> **Exercise brief**
Gather up every line from the entries below that uses the word "Accuracy".

== Given records

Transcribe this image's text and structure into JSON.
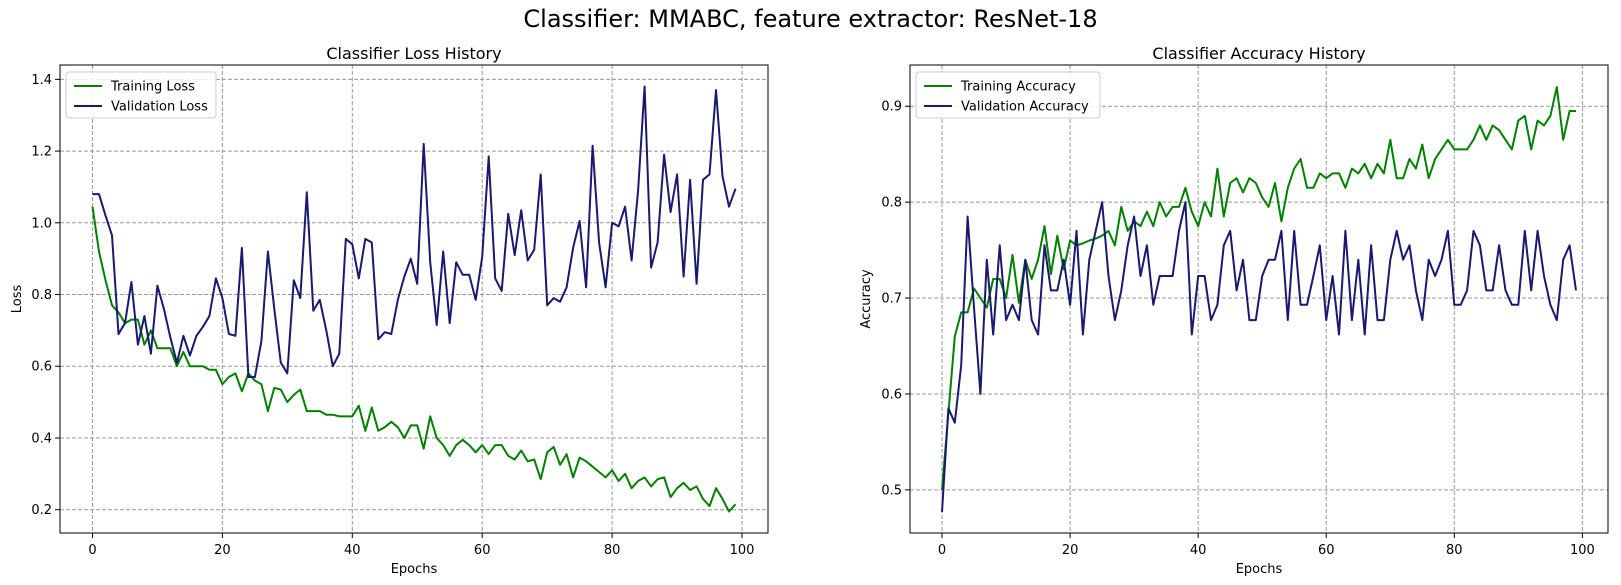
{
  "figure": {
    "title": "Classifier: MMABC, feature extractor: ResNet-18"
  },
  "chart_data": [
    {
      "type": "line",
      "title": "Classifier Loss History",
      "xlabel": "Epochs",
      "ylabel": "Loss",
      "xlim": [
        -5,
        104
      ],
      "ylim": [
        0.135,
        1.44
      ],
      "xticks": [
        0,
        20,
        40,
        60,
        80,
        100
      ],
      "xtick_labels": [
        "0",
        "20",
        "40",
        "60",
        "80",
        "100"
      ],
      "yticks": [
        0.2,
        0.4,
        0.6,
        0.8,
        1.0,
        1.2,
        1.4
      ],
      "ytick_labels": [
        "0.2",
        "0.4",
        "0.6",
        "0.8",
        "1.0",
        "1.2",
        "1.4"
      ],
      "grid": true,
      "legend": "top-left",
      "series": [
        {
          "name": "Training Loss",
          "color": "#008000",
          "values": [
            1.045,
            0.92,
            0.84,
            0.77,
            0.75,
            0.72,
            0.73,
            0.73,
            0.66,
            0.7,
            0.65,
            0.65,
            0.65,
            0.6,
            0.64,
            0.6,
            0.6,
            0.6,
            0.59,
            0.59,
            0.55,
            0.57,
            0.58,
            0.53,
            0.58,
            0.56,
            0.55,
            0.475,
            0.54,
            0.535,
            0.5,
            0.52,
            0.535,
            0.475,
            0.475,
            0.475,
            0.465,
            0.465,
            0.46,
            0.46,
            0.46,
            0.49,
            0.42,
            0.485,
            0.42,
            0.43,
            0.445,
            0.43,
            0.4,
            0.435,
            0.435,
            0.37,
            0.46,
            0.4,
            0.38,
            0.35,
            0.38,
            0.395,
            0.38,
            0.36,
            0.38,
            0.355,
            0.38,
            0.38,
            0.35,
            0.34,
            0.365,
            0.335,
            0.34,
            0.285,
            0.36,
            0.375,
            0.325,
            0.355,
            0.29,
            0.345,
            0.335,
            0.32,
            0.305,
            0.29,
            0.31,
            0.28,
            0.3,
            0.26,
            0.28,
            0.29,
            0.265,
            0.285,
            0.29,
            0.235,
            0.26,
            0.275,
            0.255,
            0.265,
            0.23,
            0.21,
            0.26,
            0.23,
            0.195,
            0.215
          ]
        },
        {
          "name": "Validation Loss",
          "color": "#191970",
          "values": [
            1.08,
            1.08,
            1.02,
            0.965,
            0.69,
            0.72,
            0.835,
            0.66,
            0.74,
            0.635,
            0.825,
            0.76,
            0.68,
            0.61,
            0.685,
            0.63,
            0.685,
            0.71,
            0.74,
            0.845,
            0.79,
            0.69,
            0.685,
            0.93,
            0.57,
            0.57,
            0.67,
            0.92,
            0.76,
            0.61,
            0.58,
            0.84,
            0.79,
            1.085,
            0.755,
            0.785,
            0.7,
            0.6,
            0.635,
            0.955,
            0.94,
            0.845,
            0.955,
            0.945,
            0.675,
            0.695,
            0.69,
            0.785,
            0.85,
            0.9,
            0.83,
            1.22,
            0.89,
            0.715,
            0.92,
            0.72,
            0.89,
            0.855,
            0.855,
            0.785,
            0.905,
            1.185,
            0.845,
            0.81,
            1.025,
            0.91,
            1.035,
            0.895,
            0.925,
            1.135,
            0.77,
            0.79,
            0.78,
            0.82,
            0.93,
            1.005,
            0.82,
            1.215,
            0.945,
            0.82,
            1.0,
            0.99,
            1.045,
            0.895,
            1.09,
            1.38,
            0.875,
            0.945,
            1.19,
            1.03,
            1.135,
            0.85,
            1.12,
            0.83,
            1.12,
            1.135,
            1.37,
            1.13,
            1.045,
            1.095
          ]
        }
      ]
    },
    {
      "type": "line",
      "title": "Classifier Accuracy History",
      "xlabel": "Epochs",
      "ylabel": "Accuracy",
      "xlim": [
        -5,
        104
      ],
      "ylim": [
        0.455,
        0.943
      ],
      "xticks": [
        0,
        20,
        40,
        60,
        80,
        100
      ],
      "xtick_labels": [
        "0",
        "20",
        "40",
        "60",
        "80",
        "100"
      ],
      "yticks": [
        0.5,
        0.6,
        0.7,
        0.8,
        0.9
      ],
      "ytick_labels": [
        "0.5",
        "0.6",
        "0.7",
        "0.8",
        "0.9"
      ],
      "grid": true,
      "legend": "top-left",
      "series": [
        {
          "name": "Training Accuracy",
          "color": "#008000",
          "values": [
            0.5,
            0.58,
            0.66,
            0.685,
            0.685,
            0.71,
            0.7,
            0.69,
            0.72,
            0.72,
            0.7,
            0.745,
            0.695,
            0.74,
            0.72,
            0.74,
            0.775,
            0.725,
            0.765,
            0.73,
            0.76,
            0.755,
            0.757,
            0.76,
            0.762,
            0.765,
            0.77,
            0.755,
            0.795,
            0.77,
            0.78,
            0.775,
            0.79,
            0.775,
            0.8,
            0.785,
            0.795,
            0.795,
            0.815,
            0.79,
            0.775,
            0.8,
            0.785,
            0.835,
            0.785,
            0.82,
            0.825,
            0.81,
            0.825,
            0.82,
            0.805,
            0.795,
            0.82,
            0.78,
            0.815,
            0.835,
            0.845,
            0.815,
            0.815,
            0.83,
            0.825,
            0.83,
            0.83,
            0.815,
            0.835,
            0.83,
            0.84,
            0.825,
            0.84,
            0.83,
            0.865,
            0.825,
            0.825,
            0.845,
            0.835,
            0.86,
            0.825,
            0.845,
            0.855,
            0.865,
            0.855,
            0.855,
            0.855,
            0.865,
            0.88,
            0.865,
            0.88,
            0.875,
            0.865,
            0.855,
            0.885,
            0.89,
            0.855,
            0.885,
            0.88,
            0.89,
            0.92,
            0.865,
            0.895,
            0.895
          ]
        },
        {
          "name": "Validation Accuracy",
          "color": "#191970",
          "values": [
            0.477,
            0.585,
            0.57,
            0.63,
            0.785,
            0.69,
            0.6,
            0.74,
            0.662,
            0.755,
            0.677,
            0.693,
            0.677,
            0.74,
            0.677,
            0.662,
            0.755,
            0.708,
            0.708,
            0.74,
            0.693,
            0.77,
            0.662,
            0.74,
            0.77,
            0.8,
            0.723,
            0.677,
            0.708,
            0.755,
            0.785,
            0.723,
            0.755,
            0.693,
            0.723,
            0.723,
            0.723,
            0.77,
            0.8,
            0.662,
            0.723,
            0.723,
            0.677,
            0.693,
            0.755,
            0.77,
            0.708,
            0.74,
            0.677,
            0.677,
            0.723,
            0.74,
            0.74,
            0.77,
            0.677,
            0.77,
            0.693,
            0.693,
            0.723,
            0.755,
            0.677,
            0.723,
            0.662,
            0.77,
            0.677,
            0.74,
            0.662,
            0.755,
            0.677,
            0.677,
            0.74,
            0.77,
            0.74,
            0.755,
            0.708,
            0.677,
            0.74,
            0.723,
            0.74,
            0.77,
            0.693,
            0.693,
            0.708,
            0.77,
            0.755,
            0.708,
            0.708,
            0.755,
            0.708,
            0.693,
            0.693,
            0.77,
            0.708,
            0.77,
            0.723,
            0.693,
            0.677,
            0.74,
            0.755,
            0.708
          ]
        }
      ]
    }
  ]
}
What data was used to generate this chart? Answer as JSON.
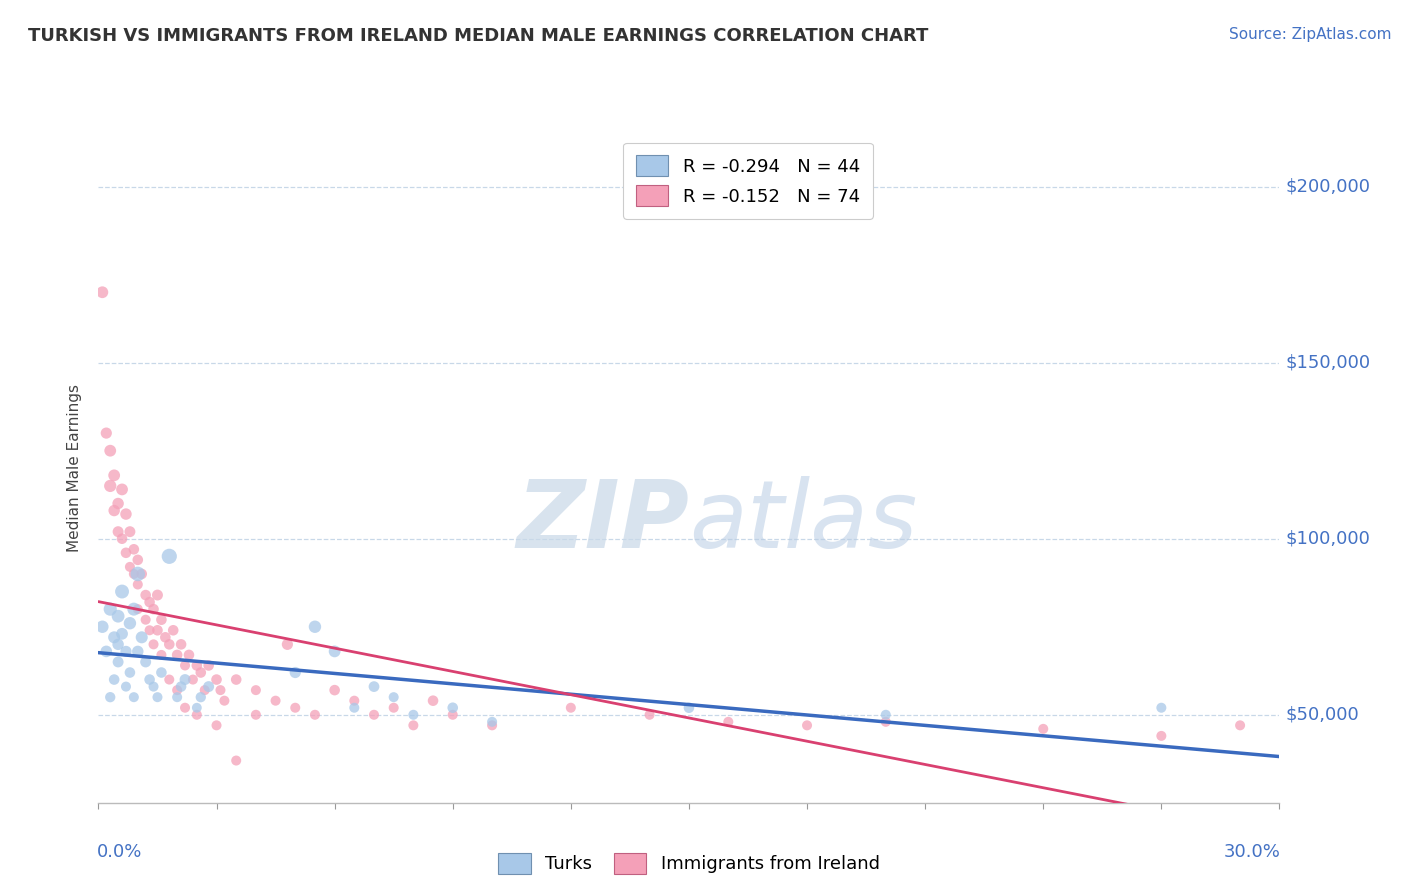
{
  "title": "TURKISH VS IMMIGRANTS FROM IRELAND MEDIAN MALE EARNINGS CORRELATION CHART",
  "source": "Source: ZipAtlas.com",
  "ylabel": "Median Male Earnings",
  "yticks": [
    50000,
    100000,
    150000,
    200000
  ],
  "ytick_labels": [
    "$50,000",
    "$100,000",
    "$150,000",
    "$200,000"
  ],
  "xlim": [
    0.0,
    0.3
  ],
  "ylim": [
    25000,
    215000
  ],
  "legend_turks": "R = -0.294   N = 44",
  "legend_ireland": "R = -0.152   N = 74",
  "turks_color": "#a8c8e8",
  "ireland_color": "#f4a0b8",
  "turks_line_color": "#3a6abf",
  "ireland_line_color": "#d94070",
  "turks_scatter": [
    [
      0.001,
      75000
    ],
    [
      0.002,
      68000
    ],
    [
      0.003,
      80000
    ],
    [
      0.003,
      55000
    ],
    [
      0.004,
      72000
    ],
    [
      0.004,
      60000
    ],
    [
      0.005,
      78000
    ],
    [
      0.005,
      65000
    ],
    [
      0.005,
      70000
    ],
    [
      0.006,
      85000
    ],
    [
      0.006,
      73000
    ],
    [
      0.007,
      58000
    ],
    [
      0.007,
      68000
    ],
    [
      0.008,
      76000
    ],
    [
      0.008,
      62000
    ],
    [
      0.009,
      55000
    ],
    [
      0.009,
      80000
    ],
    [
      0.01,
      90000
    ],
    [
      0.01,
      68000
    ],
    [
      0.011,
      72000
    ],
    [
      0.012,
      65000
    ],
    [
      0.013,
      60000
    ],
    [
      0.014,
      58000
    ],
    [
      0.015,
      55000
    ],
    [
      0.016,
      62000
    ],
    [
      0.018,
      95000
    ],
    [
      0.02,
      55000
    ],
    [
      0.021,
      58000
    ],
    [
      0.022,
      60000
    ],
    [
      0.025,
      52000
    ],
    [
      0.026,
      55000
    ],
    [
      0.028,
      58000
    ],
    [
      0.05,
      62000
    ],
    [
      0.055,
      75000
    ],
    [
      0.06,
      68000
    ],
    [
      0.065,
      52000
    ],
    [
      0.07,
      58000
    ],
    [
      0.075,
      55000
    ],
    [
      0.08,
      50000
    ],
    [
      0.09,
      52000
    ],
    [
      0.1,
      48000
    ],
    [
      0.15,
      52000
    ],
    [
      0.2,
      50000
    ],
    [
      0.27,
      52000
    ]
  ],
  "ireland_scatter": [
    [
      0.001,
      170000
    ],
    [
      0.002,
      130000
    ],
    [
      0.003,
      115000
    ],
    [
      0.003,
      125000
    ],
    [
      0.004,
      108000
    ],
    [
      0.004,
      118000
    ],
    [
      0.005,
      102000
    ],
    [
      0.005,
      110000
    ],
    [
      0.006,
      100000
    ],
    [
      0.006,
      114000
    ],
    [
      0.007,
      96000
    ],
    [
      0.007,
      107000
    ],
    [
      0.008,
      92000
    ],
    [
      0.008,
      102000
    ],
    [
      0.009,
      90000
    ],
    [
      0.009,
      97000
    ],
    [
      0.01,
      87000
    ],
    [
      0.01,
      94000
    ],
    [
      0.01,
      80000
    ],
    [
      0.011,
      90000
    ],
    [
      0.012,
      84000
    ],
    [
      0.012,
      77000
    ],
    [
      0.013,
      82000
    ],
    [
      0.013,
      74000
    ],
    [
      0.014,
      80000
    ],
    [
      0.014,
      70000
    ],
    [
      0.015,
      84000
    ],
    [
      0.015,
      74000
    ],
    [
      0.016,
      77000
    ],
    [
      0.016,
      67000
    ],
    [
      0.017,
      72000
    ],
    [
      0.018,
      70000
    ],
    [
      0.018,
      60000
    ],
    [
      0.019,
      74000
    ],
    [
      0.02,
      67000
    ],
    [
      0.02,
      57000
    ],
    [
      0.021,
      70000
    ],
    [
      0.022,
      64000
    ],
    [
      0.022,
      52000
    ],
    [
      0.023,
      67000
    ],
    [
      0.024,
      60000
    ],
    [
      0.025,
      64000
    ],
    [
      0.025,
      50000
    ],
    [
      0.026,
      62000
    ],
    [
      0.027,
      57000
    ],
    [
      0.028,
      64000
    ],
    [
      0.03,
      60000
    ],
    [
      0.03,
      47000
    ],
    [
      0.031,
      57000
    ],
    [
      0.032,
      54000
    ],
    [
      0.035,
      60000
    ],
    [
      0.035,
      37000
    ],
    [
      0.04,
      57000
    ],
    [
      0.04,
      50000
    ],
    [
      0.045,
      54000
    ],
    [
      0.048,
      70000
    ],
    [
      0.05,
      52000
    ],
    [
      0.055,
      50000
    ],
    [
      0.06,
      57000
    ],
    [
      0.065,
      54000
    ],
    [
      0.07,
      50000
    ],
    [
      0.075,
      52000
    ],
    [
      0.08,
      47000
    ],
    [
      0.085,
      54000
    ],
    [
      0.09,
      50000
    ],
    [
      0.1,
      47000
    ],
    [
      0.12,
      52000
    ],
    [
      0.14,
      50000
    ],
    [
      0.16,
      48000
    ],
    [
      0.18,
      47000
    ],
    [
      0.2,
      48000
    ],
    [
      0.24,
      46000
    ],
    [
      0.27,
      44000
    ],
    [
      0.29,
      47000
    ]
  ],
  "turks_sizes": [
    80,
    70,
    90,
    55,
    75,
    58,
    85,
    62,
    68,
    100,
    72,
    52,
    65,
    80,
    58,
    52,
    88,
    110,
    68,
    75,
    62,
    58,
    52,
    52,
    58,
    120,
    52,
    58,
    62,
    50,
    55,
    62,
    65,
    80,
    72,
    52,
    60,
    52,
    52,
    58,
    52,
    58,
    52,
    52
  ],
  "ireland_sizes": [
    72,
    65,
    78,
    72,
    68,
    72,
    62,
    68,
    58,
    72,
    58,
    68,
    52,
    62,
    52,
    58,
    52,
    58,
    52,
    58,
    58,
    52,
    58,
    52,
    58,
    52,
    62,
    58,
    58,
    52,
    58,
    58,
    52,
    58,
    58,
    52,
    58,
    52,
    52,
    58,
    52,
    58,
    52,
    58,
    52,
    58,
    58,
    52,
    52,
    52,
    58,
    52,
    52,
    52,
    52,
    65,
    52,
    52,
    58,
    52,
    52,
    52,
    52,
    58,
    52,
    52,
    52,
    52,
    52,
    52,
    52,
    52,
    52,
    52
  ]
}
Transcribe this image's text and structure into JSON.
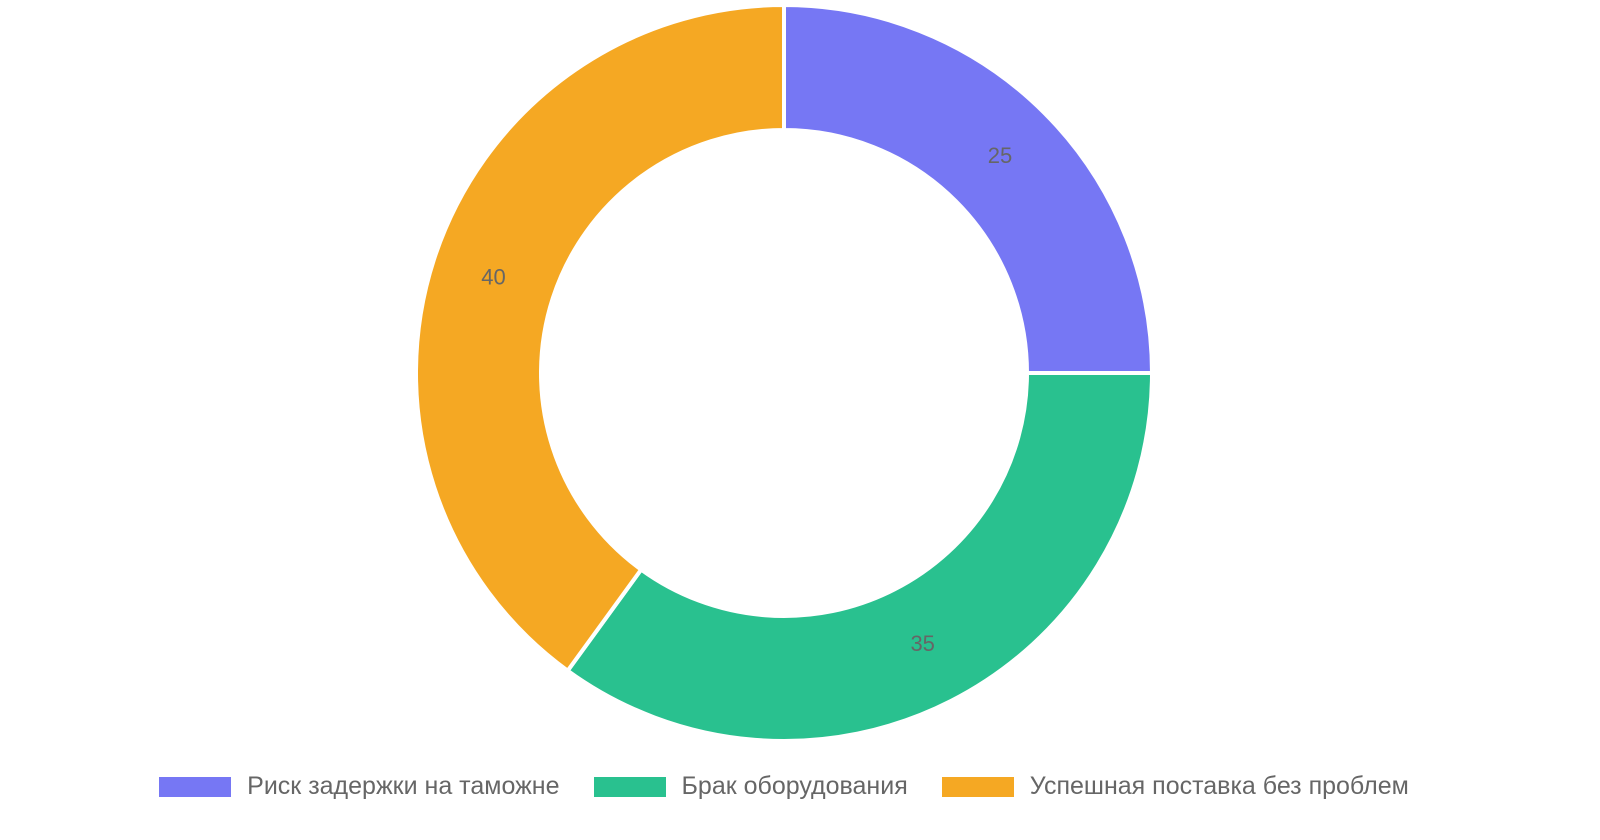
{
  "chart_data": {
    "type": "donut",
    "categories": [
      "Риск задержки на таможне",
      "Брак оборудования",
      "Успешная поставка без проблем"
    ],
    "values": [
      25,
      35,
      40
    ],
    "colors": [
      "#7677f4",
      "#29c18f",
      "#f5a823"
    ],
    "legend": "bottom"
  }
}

====

> **In response**
      "title": "Classifier Accuracy History",
      "ylabel": "Accuracy",
          "name": "Training Accuracy",
          "name": "Validation Accuracy",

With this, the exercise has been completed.